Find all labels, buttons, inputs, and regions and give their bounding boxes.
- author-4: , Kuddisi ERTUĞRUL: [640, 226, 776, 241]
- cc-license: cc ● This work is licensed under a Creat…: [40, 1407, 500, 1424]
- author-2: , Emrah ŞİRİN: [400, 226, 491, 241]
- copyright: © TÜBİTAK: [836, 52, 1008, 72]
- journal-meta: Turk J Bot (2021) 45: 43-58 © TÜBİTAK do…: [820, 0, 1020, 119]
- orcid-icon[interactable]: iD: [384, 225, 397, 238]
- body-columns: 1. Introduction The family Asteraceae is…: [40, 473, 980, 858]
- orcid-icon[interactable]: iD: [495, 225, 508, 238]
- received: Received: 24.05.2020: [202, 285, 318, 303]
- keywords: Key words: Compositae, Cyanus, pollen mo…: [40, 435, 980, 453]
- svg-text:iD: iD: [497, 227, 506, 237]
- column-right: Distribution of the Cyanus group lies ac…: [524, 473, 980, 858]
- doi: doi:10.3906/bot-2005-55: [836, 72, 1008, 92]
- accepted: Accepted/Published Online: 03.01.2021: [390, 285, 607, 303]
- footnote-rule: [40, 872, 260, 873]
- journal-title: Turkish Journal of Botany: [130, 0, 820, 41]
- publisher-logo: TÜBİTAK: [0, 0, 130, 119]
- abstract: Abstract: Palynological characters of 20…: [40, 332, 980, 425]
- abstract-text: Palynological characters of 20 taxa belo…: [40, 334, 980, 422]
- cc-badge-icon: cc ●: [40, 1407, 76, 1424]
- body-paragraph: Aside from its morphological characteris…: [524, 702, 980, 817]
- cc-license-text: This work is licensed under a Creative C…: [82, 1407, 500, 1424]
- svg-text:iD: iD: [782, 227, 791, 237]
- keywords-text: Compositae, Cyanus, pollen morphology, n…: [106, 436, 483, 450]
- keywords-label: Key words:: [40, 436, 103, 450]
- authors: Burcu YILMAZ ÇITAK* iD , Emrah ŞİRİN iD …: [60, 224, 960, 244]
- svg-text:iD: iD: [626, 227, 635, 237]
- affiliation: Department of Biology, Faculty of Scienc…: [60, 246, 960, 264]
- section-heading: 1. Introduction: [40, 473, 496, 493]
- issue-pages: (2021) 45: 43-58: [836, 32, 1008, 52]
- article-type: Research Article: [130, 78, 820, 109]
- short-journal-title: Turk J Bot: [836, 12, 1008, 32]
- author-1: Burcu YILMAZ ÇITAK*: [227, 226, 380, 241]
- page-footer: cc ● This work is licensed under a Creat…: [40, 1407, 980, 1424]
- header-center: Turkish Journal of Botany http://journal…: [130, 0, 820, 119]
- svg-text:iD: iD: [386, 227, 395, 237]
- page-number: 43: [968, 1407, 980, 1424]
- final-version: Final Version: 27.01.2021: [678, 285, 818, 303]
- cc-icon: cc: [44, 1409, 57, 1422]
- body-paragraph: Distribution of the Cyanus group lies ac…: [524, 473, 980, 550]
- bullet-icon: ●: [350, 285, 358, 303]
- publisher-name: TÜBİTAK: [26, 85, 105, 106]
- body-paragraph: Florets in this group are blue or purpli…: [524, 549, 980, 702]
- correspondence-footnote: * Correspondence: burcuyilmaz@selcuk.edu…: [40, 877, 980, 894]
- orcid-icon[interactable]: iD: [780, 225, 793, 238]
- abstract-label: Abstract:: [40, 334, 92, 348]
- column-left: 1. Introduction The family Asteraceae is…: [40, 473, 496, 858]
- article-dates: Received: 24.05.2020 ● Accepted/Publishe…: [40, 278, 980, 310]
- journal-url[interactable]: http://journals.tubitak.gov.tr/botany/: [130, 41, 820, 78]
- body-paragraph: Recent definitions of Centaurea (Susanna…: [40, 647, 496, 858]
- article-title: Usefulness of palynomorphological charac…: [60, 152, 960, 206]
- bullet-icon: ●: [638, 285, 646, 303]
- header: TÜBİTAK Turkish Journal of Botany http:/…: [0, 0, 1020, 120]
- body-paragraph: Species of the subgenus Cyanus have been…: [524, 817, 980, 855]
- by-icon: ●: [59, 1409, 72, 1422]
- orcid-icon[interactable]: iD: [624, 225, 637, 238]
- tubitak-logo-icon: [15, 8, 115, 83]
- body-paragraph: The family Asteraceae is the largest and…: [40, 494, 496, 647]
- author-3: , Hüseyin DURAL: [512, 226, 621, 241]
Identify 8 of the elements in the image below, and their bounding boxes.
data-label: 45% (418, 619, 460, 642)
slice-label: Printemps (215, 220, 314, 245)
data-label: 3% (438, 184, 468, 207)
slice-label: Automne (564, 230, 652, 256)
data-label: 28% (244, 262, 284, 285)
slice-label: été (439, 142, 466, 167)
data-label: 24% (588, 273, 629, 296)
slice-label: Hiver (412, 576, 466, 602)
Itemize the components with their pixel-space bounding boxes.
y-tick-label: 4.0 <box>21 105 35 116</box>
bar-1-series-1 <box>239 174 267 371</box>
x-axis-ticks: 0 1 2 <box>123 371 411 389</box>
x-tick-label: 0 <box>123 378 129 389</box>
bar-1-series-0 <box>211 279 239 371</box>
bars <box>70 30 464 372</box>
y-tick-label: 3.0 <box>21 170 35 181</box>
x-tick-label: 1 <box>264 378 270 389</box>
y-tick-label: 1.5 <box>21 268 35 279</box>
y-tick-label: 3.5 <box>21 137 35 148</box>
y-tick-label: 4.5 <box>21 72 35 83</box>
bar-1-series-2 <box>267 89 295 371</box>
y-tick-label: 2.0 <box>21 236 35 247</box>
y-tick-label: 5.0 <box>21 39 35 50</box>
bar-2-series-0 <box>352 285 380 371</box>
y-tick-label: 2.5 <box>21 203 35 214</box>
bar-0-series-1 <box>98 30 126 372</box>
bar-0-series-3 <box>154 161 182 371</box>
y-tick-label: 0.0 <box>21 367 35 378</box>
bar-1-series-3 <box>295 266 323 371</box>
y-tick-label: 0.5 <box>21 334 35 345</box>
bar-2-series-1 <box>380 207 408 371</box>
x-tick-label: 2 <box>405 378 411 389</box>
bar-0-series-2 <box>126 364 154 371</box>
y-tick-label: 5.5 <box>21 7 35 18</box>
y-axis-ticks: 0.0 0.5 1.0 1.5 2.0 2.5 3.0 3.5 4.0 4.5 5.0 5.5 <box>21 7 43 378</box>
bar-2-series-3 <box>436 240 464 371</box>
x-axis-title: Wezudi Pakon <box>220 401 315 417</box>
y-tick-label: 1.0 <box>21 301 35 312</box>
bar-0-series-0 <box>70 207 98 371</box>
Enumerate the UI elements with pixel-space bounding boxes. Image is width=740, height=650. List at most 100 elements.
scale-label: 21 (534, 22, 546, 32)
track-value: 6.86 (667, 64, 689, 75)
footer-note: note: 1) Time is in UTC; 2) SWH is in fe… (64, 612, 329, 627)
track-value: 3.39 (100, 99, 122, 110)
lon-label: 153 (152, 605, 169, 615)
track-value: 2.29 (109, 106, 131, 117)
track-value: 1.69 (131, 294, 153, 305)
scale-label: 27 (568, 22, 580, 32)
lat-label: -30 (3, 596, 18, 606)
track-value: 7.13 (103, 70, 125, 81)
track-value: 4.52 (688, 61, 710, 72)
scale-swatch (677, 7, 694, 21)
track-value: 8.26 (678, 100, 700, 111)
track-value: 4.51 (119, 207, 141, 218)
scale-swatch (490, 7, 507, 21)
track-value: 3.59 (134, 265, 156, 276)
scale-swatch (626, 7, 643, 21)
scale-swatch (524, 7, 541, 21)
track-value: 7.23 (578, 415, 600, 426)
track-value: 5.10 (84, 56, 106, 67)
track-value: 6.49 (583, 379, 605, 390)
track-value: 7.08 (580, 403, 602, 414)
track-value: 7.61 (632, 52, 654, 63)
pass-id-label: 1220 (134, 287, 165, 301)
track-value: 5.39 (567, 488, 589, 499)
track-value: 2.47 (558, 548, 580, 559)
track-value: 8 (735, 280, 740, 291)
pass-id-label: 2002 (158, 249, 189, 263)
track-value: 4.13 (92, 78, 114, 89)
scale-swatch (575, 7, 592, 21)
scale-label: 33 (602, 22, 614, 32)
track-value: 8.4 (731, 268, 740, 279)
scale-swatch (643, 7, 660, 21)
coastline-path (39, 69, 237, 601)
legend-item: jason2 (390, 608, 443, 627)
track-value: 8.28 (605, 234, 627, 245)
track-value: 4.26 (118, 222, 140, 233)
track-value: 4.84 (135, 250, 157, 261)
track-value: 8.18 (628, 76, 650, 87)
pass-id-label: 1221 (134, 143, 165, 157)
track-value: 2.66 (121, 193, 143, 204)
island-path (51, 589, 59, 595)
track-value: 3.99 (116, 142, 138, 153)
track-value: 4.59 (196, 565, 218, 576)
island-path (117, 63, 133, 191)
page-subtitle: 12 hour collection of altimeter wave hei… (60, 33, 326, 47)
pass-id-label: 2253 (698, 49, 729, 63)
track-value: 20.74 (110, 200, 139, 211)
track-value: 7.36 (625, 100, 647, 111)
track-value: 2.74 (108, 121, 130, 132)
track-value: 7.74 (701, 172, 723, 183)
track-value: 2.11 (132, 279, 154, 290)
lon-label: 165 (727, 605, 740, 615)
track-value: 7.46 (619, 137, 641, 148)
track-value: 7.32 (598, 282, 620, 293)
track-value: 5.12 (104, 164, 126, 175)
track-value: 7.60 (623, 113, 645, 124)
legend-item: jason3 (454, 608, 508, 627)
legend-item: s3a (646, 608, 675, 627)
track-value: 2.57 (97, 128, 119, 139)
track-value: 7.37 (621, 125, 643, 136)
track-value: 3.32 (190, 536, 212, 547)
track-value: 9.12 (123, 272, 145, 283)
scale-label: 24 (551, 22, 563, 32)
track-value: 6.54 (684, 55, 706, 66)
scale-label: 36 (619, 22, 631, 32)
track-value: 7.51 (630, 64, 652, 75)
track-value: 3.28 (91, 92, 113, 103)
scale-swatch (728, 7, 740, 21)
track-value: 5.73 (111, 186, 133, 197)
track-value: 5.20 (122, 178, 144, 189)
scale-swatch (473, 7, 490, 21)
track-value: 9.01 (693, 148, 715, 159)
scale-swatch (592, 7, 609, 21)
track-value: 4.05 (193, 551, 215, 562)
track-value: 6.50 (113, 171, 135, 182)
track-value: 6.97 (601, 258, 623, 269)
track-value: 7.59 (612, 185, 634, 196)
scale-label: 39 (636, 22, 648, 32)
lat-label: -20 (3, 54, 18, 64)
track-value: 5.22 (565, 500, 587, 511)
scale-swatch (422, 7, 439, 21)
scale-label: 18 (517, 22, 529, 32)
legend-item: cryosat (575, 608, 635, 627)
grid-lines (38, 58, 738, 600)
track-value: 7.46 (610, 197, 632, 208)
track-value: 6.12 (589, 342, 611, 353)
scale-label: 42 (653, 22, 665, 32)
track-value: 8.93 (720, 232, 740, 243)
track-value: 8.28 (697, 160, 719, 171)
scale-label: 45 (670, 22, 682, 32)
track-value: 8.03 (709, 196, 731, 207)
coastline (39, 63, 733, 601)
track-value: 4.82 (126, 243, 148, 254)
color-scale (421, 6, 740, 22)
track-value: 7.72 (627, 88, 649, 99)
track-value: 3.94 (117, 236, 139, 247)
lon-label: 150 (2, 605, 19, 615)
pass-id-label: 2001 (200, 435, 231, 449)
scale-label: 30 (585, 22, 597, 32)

Brief => Copy out, word for word, everything from the first line of the records above down to and including the line that contains "- svg-text:iD: iD: [386, 227, 395, 237]".

Task output =>
Find all labels, buttons, inputs, and regions and give their bounding boxes.
- author-4: , Kuddisi ERTUĞRUL: [640, 226, 776, 241]
- cc-license: cc ● This work is licensed under a Creat…: [40, 1407, 500, 1424]
- author-2: , Emrah ŞİRİN: [400, 226, 491, 241]
- copyright: © TÜBİTAK: [836, 52, 1008, 72]
- journal-meta: Turk J Bot (2021) 45: 43-58 © TÜBİTAK do…: [820, 0, 1020, 119]
- orcid-icon[interactable]: iD: [384, 225, 397, 238]
- body-columns: 1. Introduction The family Asteraceae is…: [40, 473, 980, 858]
- orcid-icon[interactable]: iD: [495, 225, 508, 238]
- received: Received: 24.05.2020: [202, 285, 318, 303]
- keywords: Key words: Compositae, Cyanus, pollen mo…: [40, 435, 980, 453]
- svg-text:iD: iD: [497, 227, 506, 237]
- column-right: Distribution of the Cyanus group lies ac…: [524, 473, 980, 858]
- doi: doi:10.3906/bot-2005-55: [836, 72, 1008, 92]
- accepted: Accepted/Published Online: 03.01.2021: [390, 285, 607, 303]
- footnote-rule: [40, 872, 260, 873]
- journal-title: Turkish Journal of Botany: [130, 0, 820, 41]
- publisher-logo: TÜBİTAK: [0, 0, 130, 119]
- abstract: Abstract: Palynological characters of 20…: [40, 332, 980, 425]
- abstract-text: Palynological characters of 20 taxa belo…: [40, 334, 980, 422]
- cc-badge-icon: cc ●: [40, 1407, 76, 1424]
- body-paragraph: Aside from its morphological characteris…: [524, 702, 980, 817]
- cc-license-text: This work is licensed under a Creative C…: [82, 1407, 500, 1424]
- svg-text:iD: iD: [782, 227, 791, 237]
- keywords-text: Compositae, Cyanus, pollen morphology, n…: [106, 436, 483, 450]
- keywords-label: Key words:: [40, 436, 103, 450]
- authors: Burcu YILMAZ ÇITAK* iD , Emrah ŞİRİN iD …: [60, 224, 960, 244]
- svg-text:iD: iD: [626, 227, 635, 237]
- affiliation: Department of Biology, Faculty of Scienc…: [60, 246, 960, 264]
- section-heading: 1. Introduction: [40, 473, 496, 493]
- issue-pages: (2021) 45: 43-58: [836, 32, 1008, 52]
- article-type: Research Article: [130, 78, 820, 109]
- short-journal-title: Turk J Bot: [836, 12, 1008, 32]
- author-1: Burcu YILMAZ ÇITAK*: [227, 226, 380, 241]
- page-footer: cc ● This work is licensed under a Creat…: [40, 1407, 980, 1424]
- header-center: Turkish Journal of Botany http://journal…: [130, 0, 820, 119]
- svg-text:iD: iD: [386, 227, 395, 237]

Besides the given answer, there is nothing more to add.